Provided entries —
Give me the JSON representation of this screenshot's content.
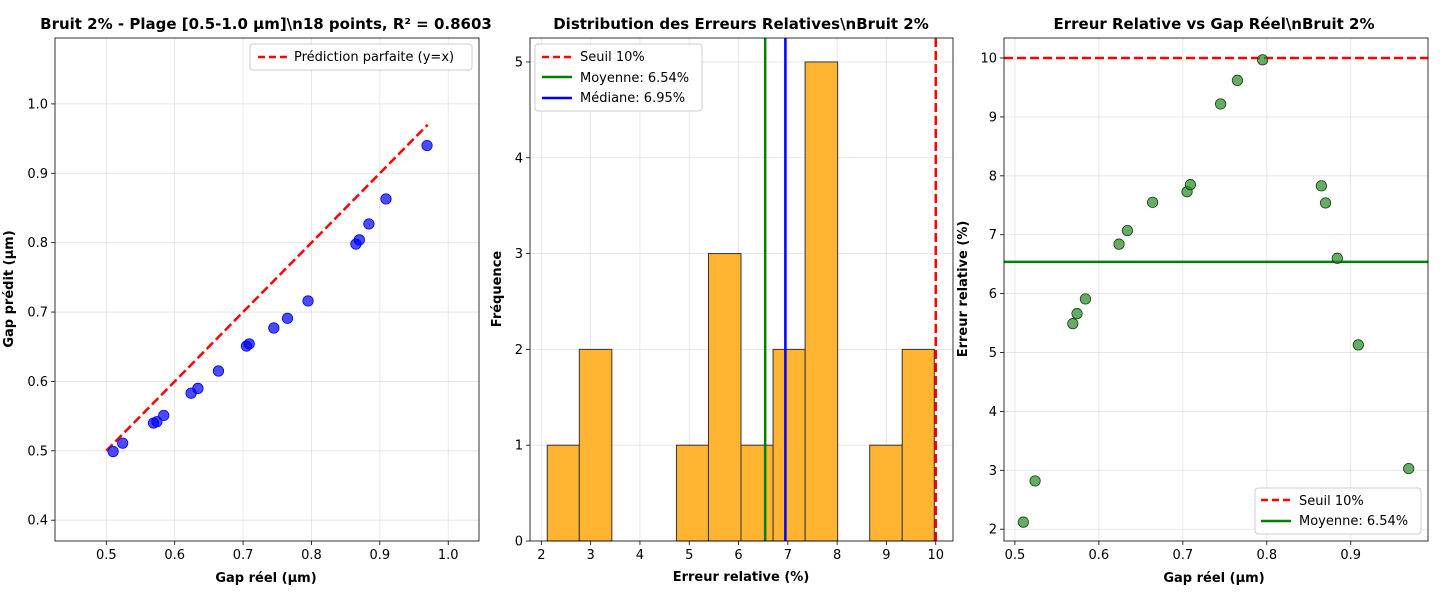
{
  "chart_data": [
    {
      "type": "scatter",
      "title": "Bruit 2% - Plage [0.5-1.0 µm]\\n18 points, R² = 0.8603",
      "xlabel": "Gap réel (µm)",
      "ylabel": "Gap prédit (µm)",
      "xlim": [
        0.425,
        1.045
      ],
      "ylim": [
        0.37,
        1.095
      ],
      "xticks": [
        0.5,
        0.6,
        0.7,
        0.8,
        0.9,
        1.0
      ],
      "yticks": [
        0.4,
        0.5,
        0.6,
        0.7,
        0.8,
        0.9,
        1.0
      ],
      "grid": true,
      "legend_position": "top-right",
      "points": [
        [
          0.51,
          0.499
        ],
        [
          0.524,
          0.511
        ],
        [
          0.569,
          0.54
        ],
        [
          0.574,
          0.542
        ],
        [
          0.584,
          0.551
        ],
        [
          0.624,
          0.583
        ],
        [
          0.634,
          0.59
        ],
        [
          0.664,
          0.615
        ],
        [
          0.705,
          0.651
        ],
        [
          0.709,
          0.654
        ],
        [
          0.745,
          0.677
        ],
        [
          0.765,
          0.691
        ],
        [
          0.795,
          0.716
        ],
        [
          0.865,
          0.798
        ],
        [
          0.87,
          0.804
        ],
        [
          0.884,
          0.827
        ],
        [
          0.909,
          0.863
        ],
        [
          0.969,
          0.94
        ]
      ],
      "point_color": "#0000ff",
      "reference_line": {
        "label": "Prédiction parfaite (y=x)",
        "from": [
          0.5,
          0.5
        ],
        "to": [
          0.97,
          0.97
        ],
        "color": "#ff0000"
      }
    },
    {
      "type": "bar",
      "title": "Distribution des Erreurs Relatives\\nBruit 2%",
      "xlabel": "Erreur relative (%)",
      "ylabel": "Fréquence",
      "xlim": [
        1.77,
        10.35
      ],
      "ylim": [
        0,
        5.25
      ],
      "xticks": [
        2,
        3,
        4,
        5,
        6,
        7,
        8,
        9,
        10
      ],
      "yticks": [
        0,
        1,
        2,
        3,
        4,
        5
      ],
      "grid": true,
      "legend_position": "top-left",
      "bin_edges": [
        2.12,
        2.77,
        3.43,
        4.08,
        4.74,
        5.39,
        6.05,
        6.7,
        7.35,
        8.01,
        8.66,
        9.32,
        9.97
      ],
      "counts": [
        1,
        2,
        0,
        0,
        1,
        3,
        1,
        2,
        5,
        0,
        1,
        2
      ],
      "bar_color": "#ffb432",
      "vlines": [
        {
          "label": "Seuil 10%",
          "x": 10,
          "color": "#ff0000",
          "style": "dashed"
        },
        {
          "label": "Moyenne: 6.54%",
          "x": 6.54,
          "color": "#008000",
          "style": "solid"
        },
        {
          "label": "Médiane: 6.95%",
          "x": 6.95,
          "color": "#0000ff",
          "style": "solid"
        }
      ]
    },
    {
      "type": "scatter",
      "title": "Erreur Relative vs Gap Réel\\nBruit 2%",
      "xlabel": "Gap réel (µm)",
      "ylabel": "Erreur relative (%)",
      "xlim": [
        0.487,
        0.992
      ],
      "ylim": [
        1.8,
        10.34
      ],
      "xticks": [
        0.5,
        0.6,
        0.7,
        0.8,
        0.9
      ],
      "yticks": [
        2,
        3,
        4,
        5,
        6,
        7,
        8,
        9,
        10
      ],
      "grid": true,
      "legend_position": "bottom-right",
      "points": [
        [
          0.51,
          2.12
        ],
        [
          0.524,
          2.82
        ],
        [
          0.569,
          5.49
        ],
        [
          0.574,
          5.66
        ],
        [
          0.584,
          5.91
        ],
        [
          0.624,
          6.84
        ],
        [
          0.634,
          7.07
        ],
        [
          0.664,
          7.55
        ],
        [
          0.705,
          7.73
        ],
        [
          0.709,
          7.85
        ],
        [
          0.745,
          9.22
        ],
        [
          0.765,
          9.62
        ],
        [
          0.795,
          9.97
        ],
        [
          0.865,
          7.83
        ],
        [
          0.87,
          7.54
        ],
        [
          0.884,
          6.6
        ],
        [
          0.909,
          5.13
        ],
        [
          0.969,
          3.03
        ]
      ],
      "point_color": "#228b22",
      "hlines": [
        {
          "label": "Seuil 10%",
          "y": 10,
          "color": "#ff0000",
          "style": "dashed"
        },
        {
          "label": "Moyenne: 6.54%",
          "y": 6.54,
          "color": "#008000",
          "style": "solid"
        }
      ]
    }
  ]
}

What is asked —
Your task is to report how many lines of the material include the string "ylabel". Give the number and no other words.

Solution below —
3